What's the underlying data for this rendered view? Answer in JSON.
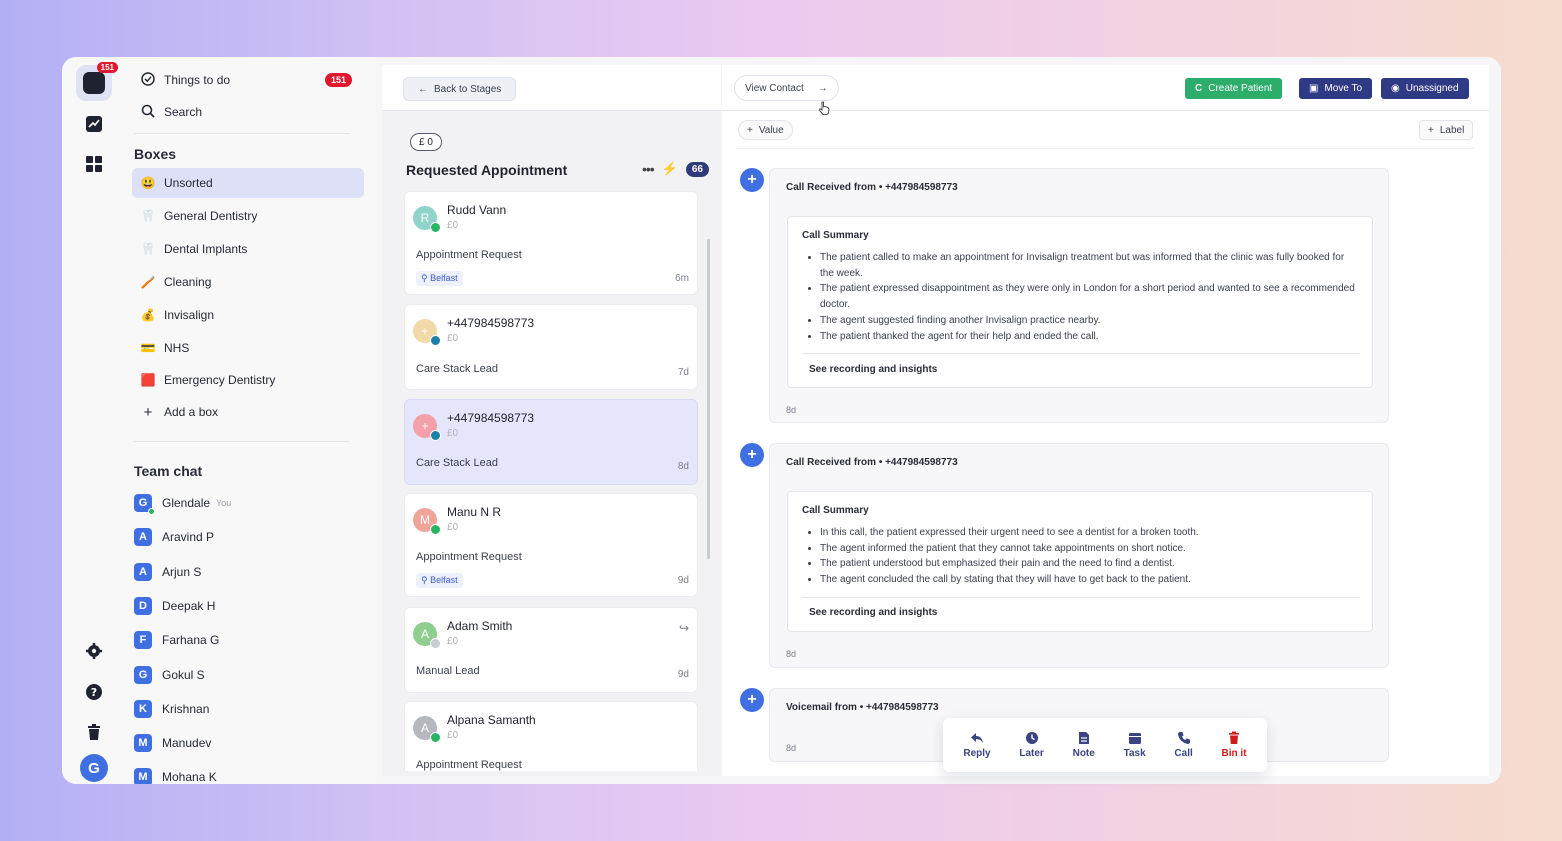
{
  "nav": {
    "things_to_do": "Things to do",
    "things_count": "151",
    "search": "Search",
    "boxes_heading": "Boxes",
    "boxes": [
      {
        "emoji": "😃",
        "label": "Unsorted",
        "active": true
      },
      {
        "emoji": "🦷",
        "label": "General Dentistry"
      },
      {
        "emoji": "🦷",
        "label": "Dental Implants"
      },
      {
        "emoji": "🪥",
        "label": "Cleaning"
      },
      {
        "emoji": "💰",
        "label": "Invisalign"
      },
      {
        "emoji": "💳",
        "label": "NHS"
      },
      {
        "emoji": "🟥",
        "label": "Emergency Dentistry"
      }
    ],
    "add_box": "Add a box",
    "team_chat_heading": "Team chat",
    "team": [
      {
        "initial": "G",
        "name": "Glendale",
        "you": "You"
      },
      {
        "initial": "A",
        "name": "Aravind P"
      },
      {
        "initial": "A",
        "name": "Arjun S"
      },
      {
        "initial": "D",
        "name": "Deepak H"
      },
      {
        "initial": "F",
        "name": "Farhana G"
      },
      {
        "initial": "G",
        "name": "Gokul S"
      },
      {
        "initial": "K",
        "name": "Krishnan"
      },
      {
        "initial": "M",
        "name": "Manudev"
      },
      {
        "initial": "M",
        "name": "Mohana K"
      }
    ]
  },
  "rail": {
    "logo_badge": "151",
    "user_initial": "G"
  },
  "column": {
    "back_label": "Back to Stages",
    "amount_tab": "£ 0",
    "title": "Requested Appointment",
    "count": "66",
    "cards": [
      {
        "initial": "R",
        "name": "Rudd Vann",
        "amount": "£0",
        "source": "Appointment Request",
        "tag": "Belfast",
        "age": "6m",
        "color": "#8fd3c9"
      },
      {
        "initial": "+",
        "name": "+447984598773",
        "amount": "£0",
        "source": "Care Stack Lead",
        "age": "7d",
        "color": "#f1d9a8"
      },
      {
        "initial": "+",
        "name": "+447984598773",
        "amount": "£0",
        "source": "Care Stack Lead",
        "age": "8d",
        "color": "#f3a0a8"
      },
      {
        "initial": "M",
        "name": "Manu N R",
        "amount": "£0",
        "source": "Appointment Request",
        "tag": "Belfast",
        "age": "9d",
        "color": "#f0a59a"
      },
      {
        "initial": "A",
        "name": "Adam Smith",
        "amount": "£0",
        "source": "Manual Lead",
        "age": "9d",
        "color": "#8fce8f"
      },
      {
        "initial": "A",
        "name": "Alpana Samanth",
        "amount": "£0",
        "source": "Appointment Request",
        "color": "#b6b8c0"
      }
    ]
  },
  "main": {
    "view_contact": "View Contact",
    "create_patient": "Create Patient",
    "move_to": "Move To",
    "unassigned": "Unassigned",
    "value_btn": "Value",
    "label_btn": "Label",
    "events": [
      {
        "head": "Call Received from • +447984598773",
        "summary_title": "Call Summary",
        "bullets": [
          "The patient called to make an appointment for Invisalign treatment but was informed that the clinic was fully booked for the week.",
          "The patient expressed disappointment as they were only in London for a short period and wanted to see a recommended doctor.",
          "The agent suggested finding another Invisalign practice nearby.",
          "The patient thanked the agent for their help and ended the call."
        ],
        "recording": "See recording and insights",
        "age": "8d"
      },
      {
        "head": "Call Received from • +447984598773",
        "summary_title": "Call Summary",
        "bullets": [
          "In this call, the patient expressed their urgent need to see a dentist for a broken tooth.",
          "The agent informed the patient that they cannot take appointments on short notice.",
          "The patient understood but emphasized their pain and the need to find a dentist.",
          "The agent concluded the call by stating that they will have to get back to the patient."
        ],
        "recording": "See recording and insights",
        "age": "8d"
      },
      {
        "head": "Voicemail from • +447984598773",
        "age": "8d"
      }
    ],
    "actions": [
      "Reply",
      "Later",
      "Note",
      "Task",
      "Call",
      "Bin it"
    ]
  }
}
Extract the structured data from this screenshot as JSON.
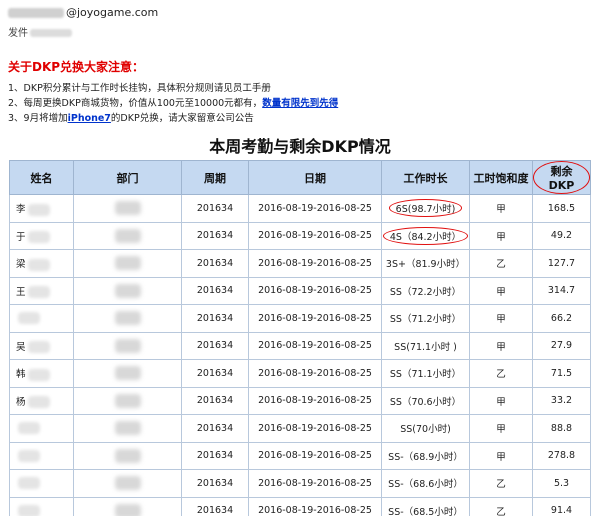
{
  "email": {
    "from_domain": "@joyogame.com",
    "sender_label": "发件"
  },
  "notice": {
    "title": "关于DKP兑换大家注意：",
    "item1": "1、DKP积分累计与工作时长挂钩，具体积分规则请见员工手册",
    "item2_prefix": "2、每周更换DKP商城货物，价值从100元至10000元都有，",
    "item2_link": "数量有限先到先得",
    "item3_prefix": "3、9月将增加",
    "item3_highlight": "iPhone7",
    "item3_suffix": "的DKP兑换，请大家留意公司公告"
  },
  "table": {
    "title": "本周考勤与剩余DKP情况",
    "headers": [
      "姓名",
      "部门",
      "周期",
      "日期",
      "工作时长",
      "工时饱和度",
      "剩余DKP"
    ],
    "rows": [
      {
        "name": "李",
        "period": "201634",
        "date": "2016-08-19-2016-08-25",
        "hours": "6S(98.7小时)",
        "sat": "甲",
        "dkp": "168.5"
      },
      {
        "name": "于",
        "period": "201634",
        "date": "2016-08-19-2016-08-25",
        "hours": "4S（84.2小时）",
        "sat": "甲",
        "dkp": "49.2"
      },
      {
        "name": "梁",
        "period": "201634",
        "date": "2016-08-19-2016-08-25",
        "hours": "3S+（81.9小时）",
        "sat": "乙",
        "dkp": "127.7"
      },
      {
        "name": "王",
        "period": "201634",
        "date": "2016-08-19-2016-08-25",
        "hours": "SS（72.2小时）",
        "sat": "甲",
        "dkp": "314.7"
      },
      {
        "name": "",
        "period": "201634",
        "date": "2016-08-19-2016-08-25",
        "hours": "SS（71.2小时）",
        "sat": "甲",
        "dkp": "66.2"
      },
      {
        "name": "吴",
        "period": "201634",
        "date": "2016-08-19-2016-08-25",
        "hours": "SS(71.1小时 )",
        "sat": "甲",
        "dkp": "27.9"
      },
      {
        "name": "韩",
        "period": "201634",
        "date": "2016-08-19-2016-08-25",
        "hours": "SS（71.1小时）",
        "sat": "乙",
        "dkp": "71.5"
      },
      {
        "name": "杨",
        "period": "201634",
        "date": "2016-08-19-2016-08-25",
        "hours": "SS（70.6小时）",
        "sat": "甲",
        "dkp": "33.2"
      },
      {
        "name": "",
        "period": "201634",
        "date": "2016-08-19-2016-08-25",
        "hours": "SS(70小时)",
        "sat": "甲",
        "dkp": "88.8"
      },
      {
        "name": "",
        "period": "201634",
        "date": "2016-08-19-2016-08-25",
        "hours": "SS-（68.9小时）",
        "sat": "甲",
        "dkp": "278.8"
      },
      {
        "name": "",
        "period": "201634",
        "date": "2016-08-19-2016-08-25",
        "hours": "SS-（68.6小时）",
        "sat": "乙",
        "dkp": "5.3"
      },
      {
        "name": "",
        "period": "201634",
        "date": "2016-08-19-2016-08-25",
        "hours": "SS-（68.5小时）",
        "sat": "乙",
        "dkp": "91.4"
      }
    ]
  },
  "colors": {
    "header_bg": "#c5d9f1",
    "notice_title": "#e00000",
    "link": "#0033cc",
    "circle": "#e01010"
  }
}
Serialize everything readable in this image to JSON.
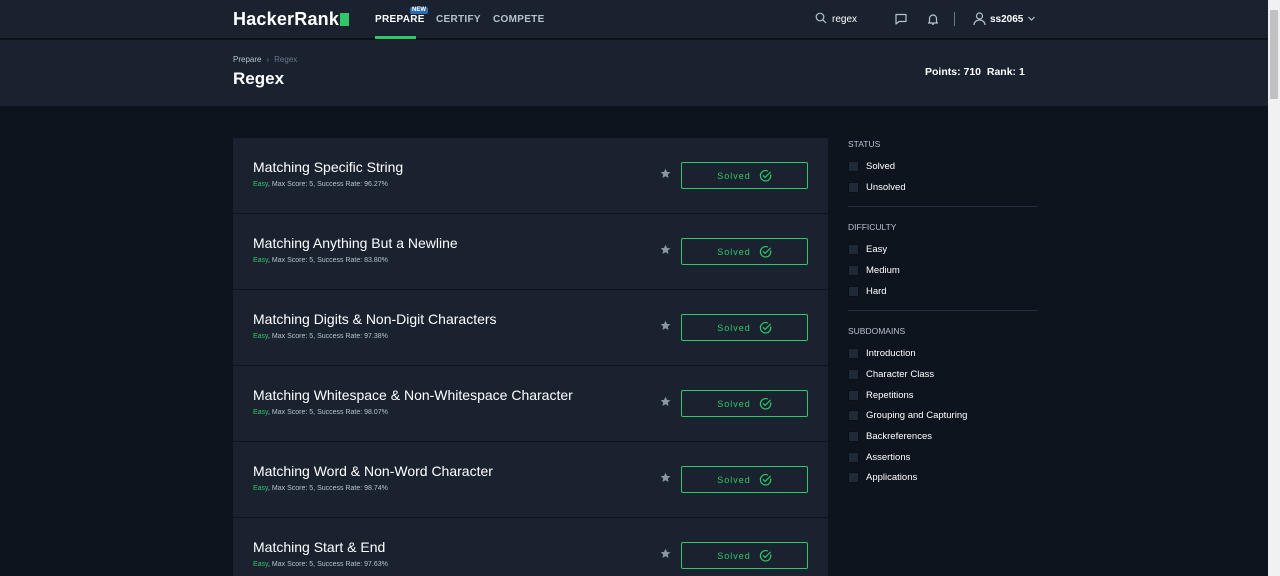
{
  "nav": {
    "logo": "HackerRank",
    "tabs": [
      {
        "label": "PREPARE",
        "active": true,
        "badge": "NEW"
      },
      {
        "label": "CERTIFY",
        "active": false
      },
      {
        "label": "COMPETE",
        "active": false
      }
    ],
    "search_value": "regex",
    "username": "ss2065",
    "icons": [
      "search-icon",
      "chat-icon",
      "bell-icon",
      "user-icon",
      "chevron-down-icon"
    ]
  },
  "header": {
    "breadcrumb": [
      "Prepare",
      "Regex"
    ],
    "title": "Regex",
    "points_label": "Points: 710",
    "rank_label": "Rank: 1"
  },
  "challenges": [
    {
      "title": "Matching Specific String",
      "difficulty": "Easy",
      "meta": ", Max Score: 5, Success Rate: 96.27%",
      "status": "Solved"
    },
    {
      "title": "Matching Anything But a Newline",
      "difficulty": "Easy",
      "meta": ", Max Score: 5, Success Rate: 83.80%",
      "status": "Solved"
    },
    {
      "title": "Matching Digits & Non-Digit Characters",
      "difficulty": "Easy",
      "meta": ", Max Score: 5, Success Rate: 97.38%",
      "status": "Solved"
    },
    {
      "title": "Matching Whitespace & Non-Whitespace Character",
      "difficulty": "Easy",
      "meta": ", Max Score: 5, Success Rate: 98.07%",
      "status": "Solved"
    },
    {
      "title": "Matching Word & Non-Word Character",
      "difficulty": "Easy",
      "meta": ", Max Score: 5, Success Rate: 98.74%",
      "status": "Solved"
    },
    {
      "title": "Matching Start & End",
      "difficulty": "Easy",
      "meta": ", Max Score: 5, Success Rate: 97.63%",
      "status": "Solved"
    }
  ],
  "filters": {
    "status": {
      "title": "STATUS",
      "items": [
        "Solved",
        "Unsolved"
      ]
    },
    "difficulty": {
      "title": "DIFFICULTY",
      "items": [
        "Easy",
        "Medium",
        "Hard"
      ]
    },
    "subdomains": {
      "title": "SUBDOMAINS",
      "items": [
        "Introduction",
        "Character Class",
        "Repetitions",
        "Grouping and Capturing",
        "Backreferences",
        "Assertions",
        "Applications"
      ]
    }
  },
  "colors": {
    "accent": "#2ec866",
    "background": "#0e141e",
    "panel": "#1a2230"
  }
}
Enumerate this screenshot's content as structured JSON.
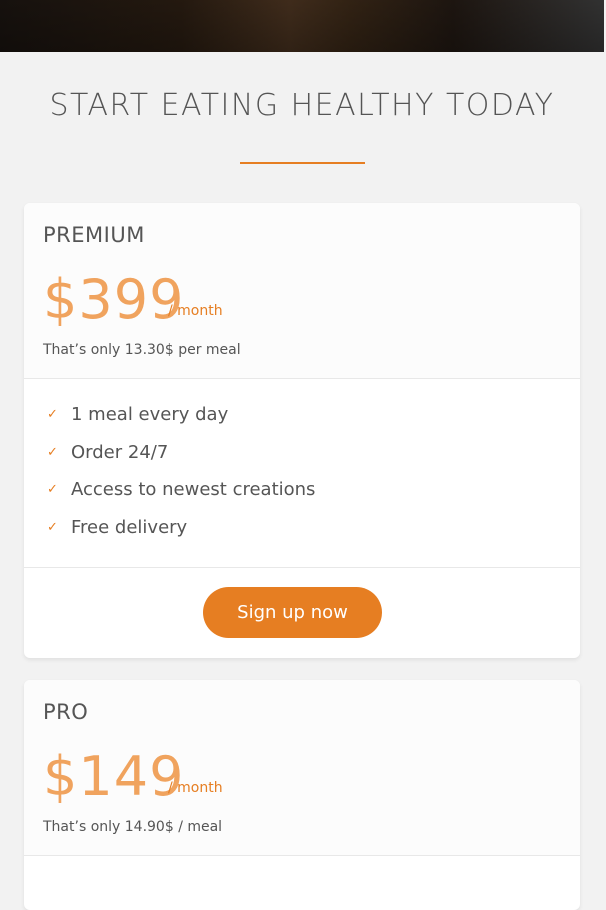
{
  "section": {
    "title": "START EATING HEALTHY TODAY"
  },
  "plans": [
    {
      "name": "PREMIUM",
      "price": "$399",
      "period": "/ month",
      "note": "That’s only 13.30$ per meal",
      "features": [
        "1 meal every day",
        "Order 24/7",
        "Access to newest creations",
        "Free delivery"
      ],
      "cta": "Sign up now"
    },
    {
      "name": "PRO",
      "price": "$149",
      "period": "/ month",
      "note": "That’s only 14.90$ / meal"
    }
  ],
  "colors": {
    "accent": "#e67e22",
    "price": "#f0a35e",
    "background": "#f2f2f2",
    "card": "#ffffff"
  },
  "icons": {
    "feature_check": "checkmark-icon"
  }
}
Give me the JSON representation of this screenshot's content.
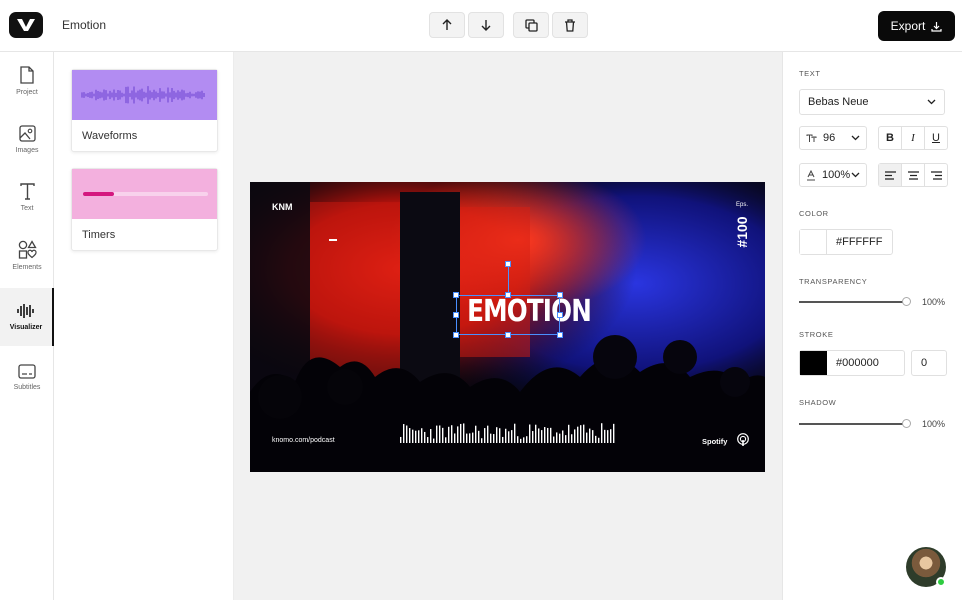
{
  "header": {
    "project_name": "Emotion",
    "export_label": "Export",
    "toolbar_icons": [
      "arrow-up-icon",
      "arrow-down-icon",
      "duplicate-icon",
      "trash-icon"
    ]
  },
  "sidebar": {
    "items": [
      {
        "label": "Project",
        "icon": "file-icon"
      },
      {
        "label": "Images",
        "icon": "image-icon"
      },
      {
        "label": "Text",
        "icon": "text-icon"
      },
      {
        "label": "Elements",
        "icon": "shapes-icon"
      },
      {
        "label": "Visualizer",
        "icon": "waveform-icon",
        "active": true
      },
      {
        "label": "Subtitles",
        "icon": "subtitles-icon"
      }
    ]
  },
  "panel": {
    "cards": [
      {
        "label": "Waveforms",
        "color": "#b28cf2"
      },
      {
        "label": "Timers",
        "color": "#f3b0de"
      }
    ]
  },
  "stage": {
    "brand": "KNM",
    "episode_label": "Eps.",
    "episode_number": "#100",
    "headline": "EMOTION",
    "url": "knomo.com/podcast",
    "platform": "Spotify"
  },
  "properties": {
    "text_label": "TEXT",
    "font": "Bebas Neue",
    "font_size": "96",
    "line_height": "100%",
    "format_buttons": [
      "B",
      "I",
      "U"
    ],
    "color_label": "COLOR",
    "color_value": "#FFFFFF",
    "transparency_label": "TRANSPARENCY",
    "transparency": "100%",
    "stroke_label": "STROKE",
    "stroke_color": "#000000",
    "stroke_width": "0",
    "shadow_label": "SHADOW",
    "shadow": "100%"
  }
}
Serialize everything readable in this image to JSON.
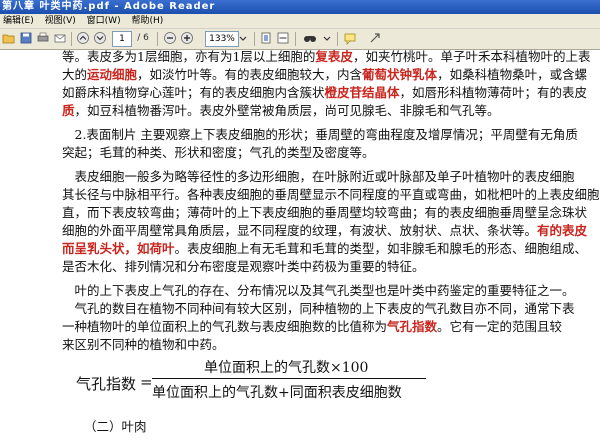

● **What is expected**
Pick out and copy every line that contains the word "they".

● **Answer below**
          "The patient expressed disappointment as they were only in London for a short period and wanted to see a recommended doctor.",
          "The agent informed the patient that they cannot take appointments on short notice.",
          "The agent concluded the call by stating that they will have to get back to the patient."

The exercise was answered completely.